GIVEN TASK -
Exclude the pictures, then copy all remaining records exactly.

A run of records
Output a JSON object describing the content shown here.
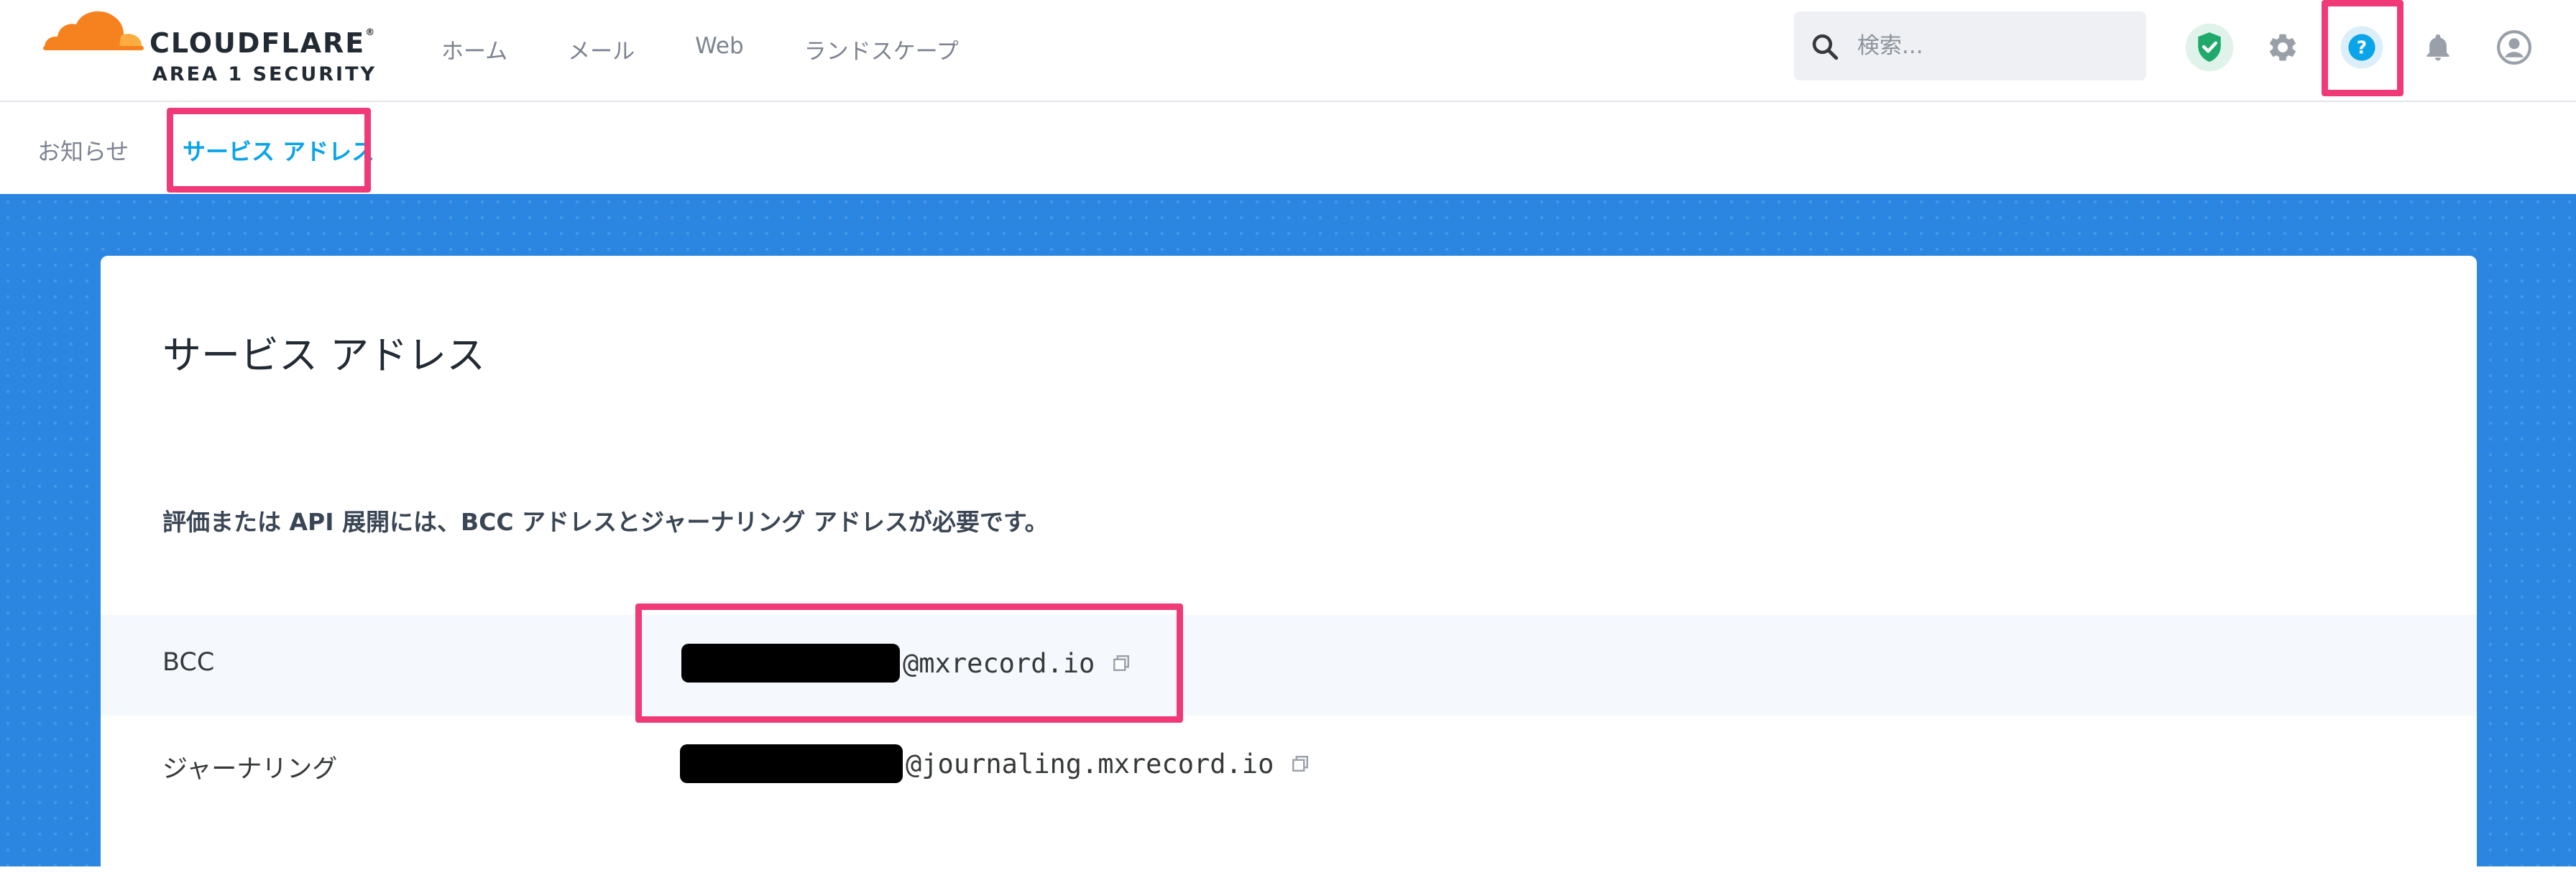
{
  "brand": {
    "name": "CLOUDFLARE",
    "registered_mark": "®",
    "product": "AREA 1 SECURITY",
    "orange": "#f6821f",
    "light_orange": "#fbad41"
  },
  "header": {
    "nav": [
      {
        "label": "ホーム"
      },
      {
        "label": "メール"
      },
      {
        "label": "Web"
      },
      {
        "label": "ランドスケープ"
      }
    ],
    "search": {
      "placeholder": "検索...",
      "value": "",
      "icon": "search-icon"
    },
    "icons": [
      "shield-check-icon",
      "gear-icon",
      "help-icon",
      "bell-icon",
      "user-account-icon"
    ]
  },
  "subnav": {
    "items": [
      {
        "label": "お知らせ",
        "active": false
      },
      {
        "label": "サービス アドレス",
        "active": true
      }
    ]
  },
  "main": {
    "title": "サービス アドレス",
    "description": "評価または API 展開には、BCC アドレスとジャーナリング アドレスが必要です。",
    "rows": [
      {
        "label": "BCC",
        "value_redacted": true,
        "domain": "@mxrecord.io",
        "action_icon": "copy-icon"
      },
      {
        "label": "ジャーナリング",
        "value_redacted": true,
        "domain": "@journaling.mxrecord.io",
        "action_icon": "copy-icon"
      }
    ]
  },
  "colors": {
    "accent": "#0aa4e8",
    "highlight": "#f03a78",
    "background_blue": "#2b86e1",
    "shield_green": "#1faa6b"
  }
}
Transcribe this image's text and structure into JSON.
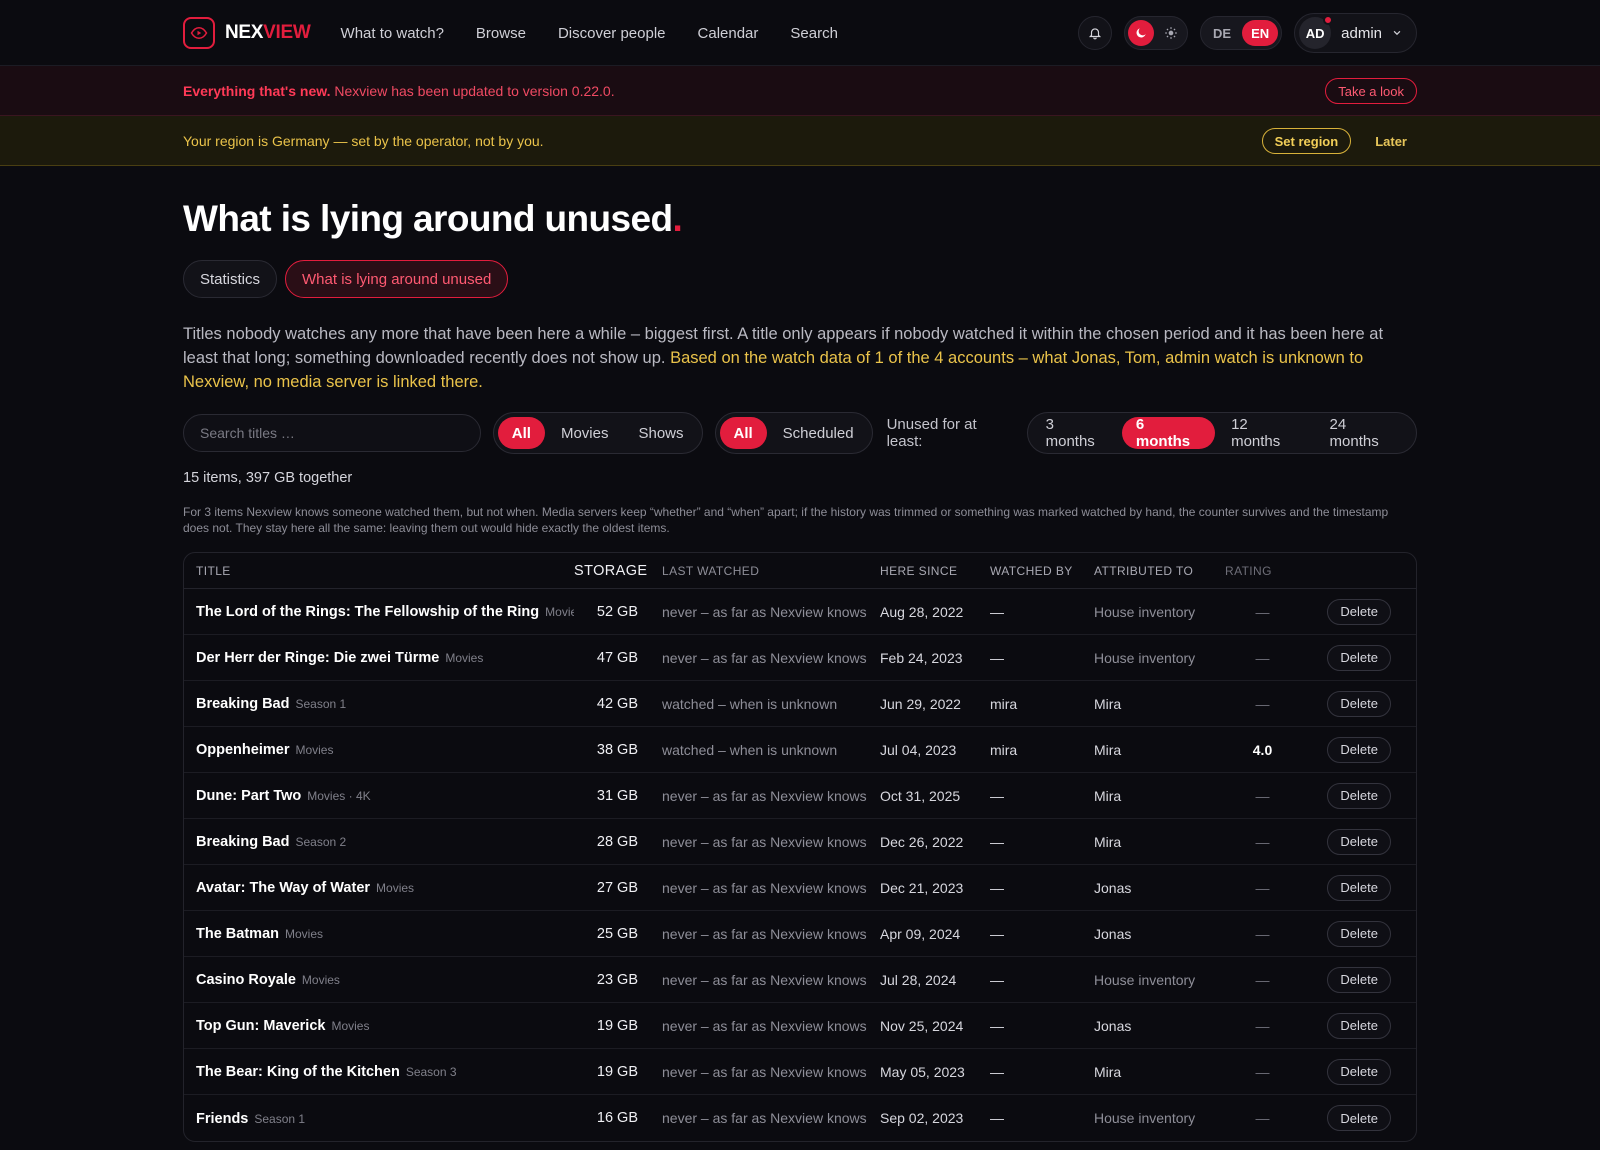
{
  "nav": {
    "brand_a": "NEX",
    "brand_b": "VIEW",
    "links": [
      "What to watch?",
      "Browse",
      "Discover people",
      "Calendar",
      "Search"
    ],
    "lang": [
      "DE",
      "EN"
    ],
    "avatar": "AD",
    "user": "admin"
  },
  "banner_new": {
    "strong": "Everything that's new.",
    "text": " Nexview has been updated to version 0.22.0.",
    "action": "Take a look"
  },
  "banner_region": {
    "text": "Your region is Germany — set by the operator, not by you.",
    "action": "Set region",
    "later": "Later"
  },
  "page": {
    "title": "What is lying around unused",
    "title_dot": ".",
    "tabs": [
      "Statistics",
      "What is lying around unused"
    ],
    "intro": "Titles nobody watches any more that have been here a while – biggest first. A title only appears if nobody watched it within the chosen period and it has been here at least that long; something downloaded recently does not show up. ",
    "intro_hl": "Based on the watch data of 1 of the 4 accounts – what Jonas, Tom, admin watch is unknown to Nexview, no media server is linked there."
  },
  "filters": {
    "search_placeholder": "Search titles …",
    "type": [
      "All",
      "Movies",
      "Shows"
    ],
    "scope": [
      "All",
      "Scheduled"
    ],
    "unused_label": "Unused for at least:",
    "periods": [
      "3 months",
      "6 months",
      "12 months",
      "24 months"
    ]
  },
  "summary": "15 items, 397 GB together",
  "note": "For 3 items Nexview knows someone watched them, but not when. Media servers keep “whether” and “when” apart; if the history was trimmed or something was marked watched by hand, the counter survives and the timestamp does not. They stay here all the same: leaving them out would hide exactly the oldest items.",
  "table": {
    "headers": [
      "Title",
      "Storage",
      "Last watched",
      "Here since",
      "Watched by",
      "Attributed to",
      "Rating"
    ],
    "delete_label": "Delete",
    "rows": [
      {
        "title": "The Lord of the Rings: The Fellowship of the Ring",
        "kind": "Movies",
        "storage": "52 GB",
        "last": "never – as far as Nexview knows",
        "since": "Aug 28, 2022",
        "by": "—",
        "attr": "House inventory",
        "rating": "—"
      },
      {
        "title": "Der Herr der Ringe: Die zwei Türme",
        "kind": "Movies",
        "storage": "47 GB",
        "last": "never – as far as Nexview knows",
        "since": "Feb 24, 2023",
        "by": "—",
        "attr": "House inventory",
        "rating": "—"
      },
      {
        "title": "Breaking Bad",
        "kind": "Season 1",
        "storage": "42 GB",
        "last": "watched – when is unknown",
        "since": "Jun 29, 2022",
        "by": "mira",
        "attr": "Mira",
        "rating": "—"
      },
      {
        "title": "Oppenheimer",
        "kind": "Movies",
        "storage": "38 GB",
        "last": "watched – when is unknown",
        "since": "Jul 04, 2023",
        "by": "mira",
        "attr": "Mira",
        "rating": "4.0"
      },
      {
        "title": "Dune: Part Two",
        "kind": "Movies · 4K",
        "storage": "31 GB",
        "last": "never – as far as Nexview knows",
        "since": "Oct 31, 2025",
        "by": "—",
        "attr": "Mira",
        "rating": "—"
      },
      {
        "title": "Breaking Bad",
        "kind": "Season 2",
        "storage": "28 GB",
        "last": "never – as far as Nexview knows",
        "since": "Dec 26, 2022",
        "by": "—",
        "attr": "Mira",
        "rating": "—"
      },
      {
        "title": "Avatar: The Way of Water",
        "kind": "Movies",
        "storage": "27 GB",
        "last": "never – as far as Nexview knows",
        "since": "Dec 21, 2023",
        "by": "—",
        "attr": "Jonas",
        "rating": "—"
      },
      {
        "title": "The Batman",
        "kind": "Movies",
        "storage": "25 GB",
        "last": "never – as far as Nexview knows",
        "since": "Apr 09, 2024",
        "by": "—",
        "attr": "Jonas",
        "rating": "—"
      },
      {
        "title": "Casino Royale",
        "kind": "Movies",
        "storage": "23 GB",
        "last": "never – as far as Nexview knows",
        "since": "Jul 28, 2024",
        "by": "—",
        "attr": "House inventory",
        "rating": "—"
      },
      {
        "title": "Top Gun: Maverick",
        "kind": "Movies",
        "storage": "19 GB",
        "last": "never – as far as Nexview knows",
        "since": "Nov 25, 2024",
        "by": "—",
        "attr": "Jonas",
        "rating": "—"
      },
      {
        "title": "The Bear: King of the Kitchen",
        "kind": "Season 3",
        "storage": "19 GB",
        "last": "never – as far as Nexview knows",
        "since": "May 05, 2023",
        "by": "—",
        "attr": "Mira",
        "rating": "—"
      },
      {
        "title": "Friends",
        "kind": "Season 1",
        "storage": "16 GB",
        "last": "never – as far as Nexview knows",
        "since": "Sep 02, 2023",
        "by": "—",
        "attr": "House inventory",
        "rating": "—"
      }
    ]
  },
  "colors": {
    "accent": "#e21d3d",
    "warn": "#eac34a",
    "background": "#0b0b10"
  }
}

ANSWER TO THE PROBLEM -
Output a JSON object describing the content shown here.
{
  "brand": {
    "name": "CLOUDFLARE",
    "registered_mark": "®",
    "product": "AREA 1 SECURITY",
    "orange": "#f6821f",
    "light_orange": "#fbad41"
  },
  "header": {
    "nav": [
      {
        "label": "ホーム"
      },
      {
        "label": "メール"
      },
      {
        "label": "Web"
      },
      {
        "label": "ランドスケープ"
      }
    ],
    "search": {
      "placeholder": "検索...",
      "value": "",
      "icon": "search-icon"
    },
    "icons": [
      "shield-check-icon",
      "gear-icon",
      "help-icon",
      "bell-icon",
      "user-account-icon"
    ]
  },
  "subnav": {
    "items": [
      {
        "label": "お知らせ",
        "active": false
      },
      {
        "label": "サービス アドレス",
        "active": true
      }
    ]
  },
  "main": {
    "title": "サービス アドレス",
    "description": "評価または API 展開には、BCC アドレスとジャーナリング アドレスが必要です。",
    "rows": [
      {
        "label": "BCC",
        "value_redacted": true,
        "domain": "@mxrecord.io",
        "action_icon": "copy-icon"
      },
      {
        "label": "ジャーナリング",
        "value_redacted": true,
        "domain": "@journaling.mxrecord.io",
        "action_icon": "copy-icon"
      }
    ]
  },
  "colors": {
    "accent": "#0aa4e8",
    "highlight": "#f03a78",
    "background_blue": "#2b86e1",
    "shield_green": "#1faa6b"
  }
}
Transcribe this image's text and structure into JSON.
{
  "nav": {
    "brand_a": "NEX",
    "brand_b": "VIEW",
    "links": [
      "What to watch?",
      "Browse",
      "Discover people",
      "Calendar",
      "Search"
    ],
    "lang": [
      "DE",
      "EN"
    ],
    "avatar": "AD",
    "user": "admin"
  },
  "banner_new": {
    "strong": "Everything that's new.",
    "text": " Nexview has been updated to version 0.22.0.",
    "action": "Take a look"
  },
  "banner_region": {
    "text": "Your region is Germany — set by the operator, not by you.",
    "action": "Set region",
    "later": "Later"
  },
  "page": {
    "title": "What is lying around unused",
    "title_dot": ".",
    "tabs": [
      "Statistics",
      "What is lying around unused"
    ],
    "intro": "Titles nobody watches any more that have been here a while – biggest first. A title only appears if nobody watched it within the chosen period and it has been here at least that long; something downloaded recently does not show up. ",
    "intro_hl": "Based on the watch data of 1 of the 4 accounts – what Jonas, Tom, admin watch is unknown to Nexview, no media server is linked there."
  },
  "filters": {
    "search_placeholder": "Search titles …",
    "type": [
      "All",
      "Movies",
      "Shows"
    ],
    "scope": [
      "All",
      "Scheduled"
    ],
    "unused_label": "Unused for at least:",
    "periods": [
      "3 months",
      "6 months",
      "12 months",
      "24 months"
    ]
  },
  "summary": "15 items, 397 GB together",
  "note": "For 3 items Nexview knows someone watched them, but not when. Media servers keep “whether” and “when” apart; if the history was trimmed or something was marked watched by hand, the counter survives and the timestamp does not. They stay here all the same: leaving them out would hide exactly the oldest items.",
  "table": {
    "headers": [
      "Title",
      "Storage",
      "Last watched",
      "Here since",
      "Watched by",
      "Attributed to",
      "Rating"
    ],
    "delete_label": "Delete",
    "rows": [
      {
        "title": "The Lord of the Rings: The Fellowship of the Ring",
        "kind": "Movies",
        "storage": "52 GB",
        "last": "never – as far as Nexview knows",
        "since": "Aug 28, 2022",
        "by": "—",
        "attr": "House inventory",
        "rating": "—"
      },
      {
        "title": "Der Herr der Ringe: Die zwei Türme",
        "kind": "Movies",
        "storage": "47 GB",
        "last": "never – as far as Nexview knows",
        "since": "Feb 24, 2023",
        "by": "—",
        "attr": "House inventory",
        "rating": "—"
      },
      {
        "title": "Breaking Bad",
        "kind": "Season 1",
        "storage": "42 GB",
        "last": "watched – when is unknown",
        "since": "Jun 29, 2022",
        "by": "mira",
        "attr": "Mira",
        "rating": "—"
      },
      {
        "title": "Oppenheimer",
        "kind": "Movies",
        "storage": "38 GB",
        "last": "watched – when is unknown",
        "since": "Jul 04, 2023",
        "by": "mira",
        "attr": "Mira",
        "rating": "4.0"
      },
      {
        "title": "Dune: Part Two",
        "kind": "Movies · 4K",
        "storage": "31 GB",
        "last": "never – as far as Nexview knows",
        "since": "Oct 31, 2025",
        "by": "—",
        "attr": "Mira",
        "rating": "—"
      },
      {
        "title": "Breaking Bad",
        "kind": "Season 2",
        "storage": "28 GB",
        "last": "never – as far as Nexview knows",
        "since": "Dec 26, 2022",
        "by": "—",
        "attr": "Mira",
        "rating": "—"
      },
      {
        "title": "Avatar: The Way of Water",
        "kind": "Movies",
        "storage": "27 GB",
        "last": "never – as far as Nexview knows",
        "since": "Dec 21, 2023",
        "by": "—",
        "attr": "Jonas",
        "rating": "—"
      },
      {
        "title": "The Batman",
        "kind": "Movies",
        "storage": "25 GB",
        "last": "never – as far as Nexview knows",
        "since": "Apr 09, 2024",
        "by": "—",
        "attr": "Jonas",
        "rating": "—"
      },
      {
        "title": "Casino Royale",
        "kind": "Movies",
        "storage": "23 GB",
        "last": "never – as far as Nexview knows",
        "since": "Jul 28, 2024",
        "by": "—",
        "attr": "House inventory",
        "rating": "—"
      },
      {
        "title": "Top Gun: Maverick",
        "kind": "Movies",
        "storage": "19 GB",
        "last": "never – as far as Nexview knows",
        "since": "Nov 25, 2024",
        "by": "—",
        "attr": "Jonas",
        "rating": "—"
      },
      {
        "title": "The Bear: King of the Kitchen",
        "kind": "Season 3",
        "storage": "19 GB",
        "last": "never – as far as Nexview knows",
        "since": "May 05, 2023",
        "by": "—",
        "attr": "Mira",
        "rating": "—"
      },
      {
        "title": "Friends",
        "kind": "Season 1",
        "storage": "16 GB",
        "last": "never – as far as Nexview knows",
        "since": "Sep 02, 2023",
        "by": "—",
        "attr": "House inventory",
        "rating": "—"
      }
    ]
  },
  "colors": {
    "accent": "#e21d3d",
    "warn": "#eac34a",
    "background": "#0b0b10"
  }
}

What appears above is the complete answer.